* [Job]
Your task is to give the listing below back word for word, pictures excluded.

* [Items from a data source]
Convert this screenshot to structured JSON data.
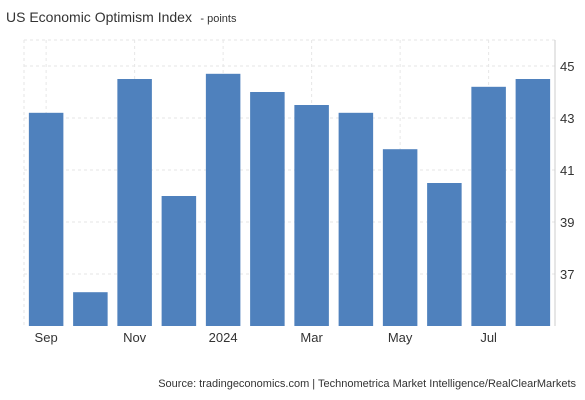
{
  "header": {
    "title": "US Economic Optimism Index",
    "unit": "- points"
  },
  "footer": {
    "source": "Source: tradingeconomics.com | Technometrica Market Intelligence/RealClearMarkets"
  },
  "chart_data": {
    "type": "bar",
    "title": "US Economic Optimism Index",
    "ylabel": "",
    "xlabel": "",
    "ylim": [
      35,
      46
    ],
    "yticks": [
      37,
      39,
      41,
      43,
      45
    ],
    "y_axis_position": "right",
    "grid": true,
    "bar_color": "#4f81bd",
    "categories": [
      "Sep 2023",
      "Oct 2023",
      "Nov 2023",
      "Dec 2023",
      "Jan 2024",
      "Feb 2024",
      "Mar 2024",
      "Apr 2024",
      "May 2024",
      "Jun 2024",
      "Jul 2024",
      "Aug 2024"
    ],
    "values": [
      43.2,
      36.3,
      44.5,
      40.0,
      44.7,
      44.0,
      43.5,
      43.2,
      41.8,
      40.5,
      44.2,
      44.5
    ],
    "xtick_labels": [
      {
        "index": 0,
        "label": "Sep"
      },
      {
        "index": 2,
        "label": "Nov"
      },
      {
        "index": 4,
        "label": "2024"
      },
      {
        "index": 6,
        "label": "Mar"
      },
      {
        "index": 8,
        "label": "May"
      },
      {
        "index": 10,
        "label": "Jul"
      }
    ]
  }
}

* [Solution for this task]
Convert this screenshot to structured JSON data.
{
  "header": {
    "title": "US Economic Optimism Index",
    "unit": "- points"
  },
  "footer": {
    "source": "Source: tradingeconomics.com | Technometrica Market Intelligence/RealClearMarkets"
  },
  "chart_data": {
    "type": "bar",
    "title": "US Economic Optimism Index",
    "ylabel": "",
    "xlabel": "",
    "ylim": [
      35,
      46
    ],
    "yticks": [
      37,
      39,
      41,
      43,
      45
    ],
    "y_axis_position": "right",
    "grid": true,
    "bar_color": "#4f81bd",
    "categories": [
      "Sep 2023",
      "Oct 2023",
      "Nov 2023",
      "Dec 2023",
      "Jan 2024",
      "Feb 2024",
      "Mar 2024",
      "Apr 2024",
      "May 2024",
      "Jun 2024",
      "Jul 2024",
      "Aug 2024"
    ],
    "values": [
      43.2,
      36.3,
      44.5,
      40.0,
      44.7,
      44.0,
      43.5,
      43.2,
      41.8,
      40.5,
      44.2,
      44.5
    ],
    "xtick_labels": [
      {
        "index": 0,
        "label": "Sep"
      },
      {
        "index": 2,
        "label": "Nov"
      },
      {
        "index": 4,
        "label": "2024"
      },
      {
        "index": 6,
        "label": "Mar"
      },
      {
        "index": 8,
        "label": "May"
      },
      {
        "index": 10,
        "label": "Jul"
      }
    ]
  }
}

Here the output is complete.